§ **Exercise**: What is the number of lines in the data holding the word "highest"? Give that number by itself.
======== Dataset records ========
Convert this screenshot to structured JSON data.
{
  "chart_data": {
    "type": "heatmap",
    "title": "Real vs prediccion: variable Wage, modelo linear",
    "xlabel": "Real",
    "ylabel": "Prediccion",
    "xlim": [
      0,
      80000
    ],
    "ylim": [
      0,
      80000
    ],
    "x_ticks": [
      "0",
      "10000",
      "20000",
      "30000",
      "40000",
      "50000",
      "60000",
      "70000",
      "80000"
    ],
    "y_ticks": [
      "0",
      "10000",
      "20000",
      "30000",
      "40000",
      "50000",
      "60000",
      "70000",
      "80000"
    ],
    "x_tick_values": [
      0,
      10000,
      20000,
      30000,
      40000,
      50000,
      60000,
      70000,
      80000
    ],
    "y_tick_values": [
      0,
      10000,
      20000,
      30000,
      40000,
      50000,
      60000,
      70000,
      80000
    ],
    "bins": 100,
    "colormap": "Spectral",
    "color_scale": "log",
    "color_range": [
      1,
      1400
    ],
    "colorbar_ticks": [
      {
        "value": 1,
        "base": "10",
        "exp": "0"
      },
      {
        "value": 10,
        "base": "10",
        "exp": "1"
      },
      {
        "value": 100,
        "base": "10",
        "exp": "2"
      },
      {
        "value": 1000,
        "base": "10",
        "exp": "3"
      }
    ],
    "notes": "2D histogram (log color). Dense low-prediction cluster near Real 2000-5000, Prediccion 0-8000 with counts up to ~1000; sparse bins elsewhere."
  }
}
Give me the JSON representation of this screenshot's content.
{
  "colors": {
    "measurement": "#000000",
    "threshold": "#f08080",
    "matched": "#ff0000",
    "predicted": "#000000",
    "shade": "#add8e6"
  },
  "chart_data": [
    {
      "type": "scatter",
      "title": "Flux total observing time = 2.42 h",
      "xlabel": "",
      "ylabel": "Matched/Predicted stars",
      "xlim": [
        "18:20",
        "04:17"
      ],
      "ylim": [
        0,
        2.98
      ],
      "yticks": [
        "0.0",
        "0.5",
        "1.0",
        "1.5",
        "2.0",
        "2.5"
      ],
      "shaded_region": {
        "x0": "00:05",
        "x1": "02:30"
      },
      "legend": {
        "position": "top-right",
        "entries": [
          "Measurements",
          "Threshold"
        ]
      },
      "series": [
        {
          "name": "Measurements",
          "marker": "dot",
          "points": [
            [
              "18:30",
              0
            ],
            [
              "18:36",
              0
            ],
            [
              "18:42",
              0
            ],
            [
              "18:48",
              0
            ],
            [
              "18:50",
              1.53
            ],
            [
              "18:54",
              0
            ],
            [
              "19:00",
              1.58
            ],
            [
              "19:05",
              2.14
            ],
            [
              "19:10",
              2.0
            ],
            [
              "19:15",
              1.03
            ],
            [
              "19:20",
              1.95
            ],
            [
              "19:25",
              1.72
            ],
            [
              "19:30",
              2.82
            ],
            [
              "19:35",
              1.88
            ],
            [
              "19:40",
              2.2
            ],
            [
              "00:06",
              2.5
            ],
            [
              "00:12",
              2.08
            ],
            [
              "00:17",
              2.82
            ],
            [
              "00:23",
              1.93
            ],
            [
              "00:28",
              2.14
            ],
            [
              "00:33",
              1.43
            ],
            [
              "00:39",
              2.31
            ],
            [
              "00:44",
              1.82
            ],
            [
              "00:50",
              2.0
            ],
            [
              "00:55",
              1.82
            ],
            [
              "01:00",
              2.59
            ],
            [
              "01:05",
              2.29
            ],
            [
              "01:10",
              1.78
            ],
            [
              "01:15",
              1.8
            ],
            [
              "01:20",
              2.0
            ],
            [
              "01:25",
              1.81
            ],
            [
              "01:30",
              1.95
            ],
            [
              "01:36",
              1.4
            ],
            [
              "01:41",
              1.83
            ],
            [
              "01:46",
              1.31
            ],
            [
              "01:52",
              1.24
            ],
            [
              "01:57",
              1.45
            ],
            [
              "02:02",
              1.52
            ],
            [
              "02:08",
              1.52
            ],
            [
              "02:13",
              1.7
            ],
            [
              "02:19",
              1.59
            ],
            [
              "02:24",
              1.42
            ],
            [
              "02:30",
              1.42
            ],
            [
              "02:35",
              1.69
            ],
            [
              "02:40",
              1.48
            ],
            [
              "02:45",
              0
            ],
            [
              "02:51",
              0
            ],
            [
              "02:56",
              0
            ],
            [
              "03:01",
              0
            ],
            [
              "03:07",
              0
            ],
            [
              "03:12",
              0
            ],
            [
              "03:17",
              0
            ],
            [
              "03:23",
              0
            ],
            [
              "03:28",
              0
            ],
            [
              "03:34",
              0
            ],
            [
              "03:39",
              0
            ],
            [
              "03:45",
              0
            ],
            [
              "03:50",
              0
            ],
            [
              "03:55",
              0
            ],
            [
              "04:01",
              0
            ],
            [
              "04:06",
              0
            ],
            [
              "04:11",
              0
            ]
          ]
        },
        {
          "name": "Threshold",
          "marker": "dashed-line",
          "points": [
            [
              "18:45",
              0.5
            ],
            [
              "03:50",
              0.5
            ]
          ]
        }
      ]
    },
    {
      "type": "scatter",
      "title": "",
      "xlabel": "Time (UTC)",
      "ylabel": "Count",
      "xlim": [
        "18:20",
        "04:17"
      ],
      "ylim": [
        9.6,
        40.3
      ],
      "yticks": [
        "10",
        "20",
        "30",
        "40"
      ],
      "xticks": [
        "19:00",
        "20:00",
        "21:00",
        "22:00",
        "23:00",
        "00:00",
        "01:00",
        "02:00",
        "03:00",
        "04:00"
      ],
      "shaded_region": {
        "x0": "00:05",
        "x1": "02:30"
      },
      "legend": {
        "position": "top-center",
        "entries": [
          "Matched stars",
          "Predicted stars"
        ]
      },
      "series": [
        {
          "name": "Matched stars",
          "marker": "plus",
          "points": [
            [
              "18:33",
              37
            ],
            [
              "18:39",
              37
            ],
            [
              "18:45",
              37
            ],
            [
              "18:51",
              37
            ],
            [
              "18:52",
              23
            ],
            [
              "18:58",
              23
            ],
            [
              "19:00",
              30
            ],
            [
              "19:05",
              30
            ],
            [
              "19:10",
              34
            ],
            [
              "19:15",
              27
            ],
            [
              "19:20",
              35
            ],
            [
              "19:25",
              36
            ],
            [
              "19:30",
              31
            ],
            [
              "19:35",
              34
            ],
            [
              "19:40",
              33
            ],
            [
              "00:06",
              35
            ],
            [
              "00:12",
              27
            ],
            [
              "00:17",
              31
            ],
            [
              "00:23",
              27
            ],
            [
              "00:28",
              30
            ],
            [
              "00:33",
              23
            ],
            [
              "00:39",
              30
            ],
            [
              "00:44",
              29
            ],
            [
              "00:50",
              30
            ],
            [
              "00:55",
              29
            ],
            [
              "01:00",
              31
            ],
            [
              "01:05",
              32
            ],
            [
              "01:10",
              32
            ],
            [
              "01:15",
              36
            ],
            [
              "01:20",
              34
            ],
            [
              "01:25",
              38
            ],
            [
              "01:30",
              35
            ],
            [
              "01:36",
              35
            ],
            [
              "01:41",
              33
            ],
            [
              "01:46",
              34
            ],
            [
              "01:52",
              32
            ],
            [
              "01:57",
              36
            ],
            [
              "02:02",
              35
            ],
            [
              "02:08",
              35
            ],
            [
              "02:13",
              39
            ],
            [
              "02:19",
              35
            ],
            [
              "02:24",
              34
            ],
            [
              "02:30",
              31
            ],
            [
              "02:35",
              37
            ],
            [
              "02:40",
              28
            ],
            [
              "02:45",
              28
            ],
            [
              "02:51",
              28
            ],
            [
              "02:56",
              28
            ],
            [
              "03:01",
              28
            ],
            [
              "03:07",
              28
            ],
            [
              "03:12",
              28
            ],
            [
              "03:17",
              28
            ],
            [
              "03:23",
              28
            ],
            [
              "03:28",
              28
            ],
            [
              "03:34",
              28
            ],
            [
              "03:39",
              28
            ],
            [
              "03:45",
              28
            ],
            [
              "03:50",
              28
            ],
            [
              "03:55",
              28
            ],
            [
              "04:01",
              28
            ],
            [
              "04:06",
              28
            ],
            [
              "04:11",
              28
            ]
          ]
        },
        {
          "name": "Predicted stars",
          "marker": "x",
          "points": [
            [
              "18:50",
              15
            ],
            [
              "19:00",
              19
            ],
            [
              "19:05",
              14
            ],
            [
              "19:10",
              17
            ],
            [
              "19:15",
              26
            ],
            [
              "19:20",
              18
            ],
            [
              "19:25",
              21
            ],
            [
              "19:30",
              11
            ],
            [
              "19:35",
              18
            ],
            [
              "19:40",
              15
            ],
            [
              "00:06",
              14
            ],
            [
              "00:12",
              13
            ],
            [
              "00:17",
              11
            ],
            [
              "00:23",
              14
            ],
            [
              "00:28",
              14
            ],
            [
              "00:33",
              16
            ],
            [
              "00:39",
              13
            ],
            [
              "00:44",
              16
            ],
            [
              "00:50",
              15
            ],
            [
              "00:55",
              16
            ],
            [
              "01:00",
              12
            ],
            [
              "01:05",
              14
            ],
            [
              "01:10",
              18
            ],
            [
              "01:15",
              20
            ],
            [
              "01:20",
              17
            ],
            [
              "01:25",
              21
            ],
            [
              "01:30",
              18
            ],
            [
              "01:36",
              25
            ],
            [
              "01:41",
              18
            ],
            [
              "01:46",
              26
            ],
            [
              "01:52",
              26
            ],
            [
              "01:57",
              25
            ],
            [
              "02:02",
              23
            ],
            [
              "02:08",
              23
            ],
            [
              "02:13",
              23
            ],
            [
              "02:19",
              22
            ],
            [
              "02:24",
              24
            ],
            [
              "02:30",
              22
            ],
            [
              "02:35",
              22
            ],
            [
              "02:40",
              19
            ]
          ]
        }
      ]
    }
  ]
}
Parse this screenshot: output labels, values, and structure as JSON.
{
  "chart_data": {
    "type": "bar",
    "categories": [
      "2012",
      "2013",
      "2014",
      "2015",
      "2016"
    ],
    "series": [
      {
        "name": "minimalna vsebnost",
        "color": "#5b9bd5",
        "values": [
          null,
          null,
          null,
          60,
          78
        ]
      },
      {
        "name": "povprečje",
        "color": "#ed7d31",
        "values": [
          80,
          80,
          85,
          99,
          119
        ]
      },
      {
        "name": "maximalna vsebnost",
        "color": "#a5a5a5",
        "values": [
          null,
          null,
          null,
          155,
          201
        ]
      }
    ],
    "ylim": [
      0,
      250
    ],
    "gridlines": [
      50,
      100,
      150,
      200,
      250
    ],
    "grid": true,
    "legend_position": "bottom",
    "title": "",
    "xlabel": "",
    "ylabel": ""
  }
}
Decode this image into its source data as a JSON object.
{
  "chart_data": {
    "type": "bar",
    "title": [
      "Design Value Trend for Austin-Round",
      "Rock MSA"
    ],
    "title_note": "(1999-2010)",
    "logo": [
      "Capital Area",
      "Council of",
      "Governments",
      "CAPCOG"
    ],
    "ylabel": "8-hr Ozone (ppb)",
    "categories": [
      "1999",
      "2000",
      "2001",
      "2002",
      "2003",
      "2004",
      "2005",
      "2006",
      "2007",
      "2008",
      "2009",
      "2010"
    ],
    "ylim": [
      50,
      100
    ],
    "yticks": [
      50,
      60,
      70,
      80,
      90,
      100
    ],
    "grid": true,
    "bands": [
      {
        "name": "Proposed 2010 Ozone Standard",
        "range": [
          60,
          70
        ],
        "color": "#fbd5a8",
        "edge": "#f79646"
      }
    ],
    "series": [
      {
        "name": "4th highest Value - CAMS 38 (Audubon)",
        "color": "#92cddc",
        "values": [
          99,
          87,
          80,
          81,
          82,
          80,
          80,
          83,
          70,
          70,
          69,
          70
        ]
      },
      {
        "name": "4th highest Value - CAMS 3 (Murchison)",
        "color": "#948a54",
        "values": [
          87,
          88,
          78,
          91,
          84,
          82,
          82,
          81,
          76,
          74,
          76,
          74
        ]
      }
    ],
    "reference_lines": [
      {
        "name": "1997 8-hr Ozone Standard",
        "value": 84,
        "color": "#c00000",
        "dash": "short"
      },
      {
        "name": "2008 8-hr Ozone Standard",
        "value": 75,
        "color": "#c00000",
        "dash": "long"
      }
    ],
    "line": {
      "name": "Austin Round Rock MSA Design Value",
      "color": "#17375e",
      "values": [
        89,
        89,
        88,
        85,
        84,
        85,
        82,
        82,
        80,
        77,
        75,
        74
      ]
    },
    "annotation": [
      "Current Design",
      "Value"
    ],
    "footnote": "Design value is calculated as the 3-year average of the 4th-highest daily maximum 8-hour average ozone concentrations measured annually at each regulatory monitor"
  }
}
========
§ **Reply to the exercise**: 3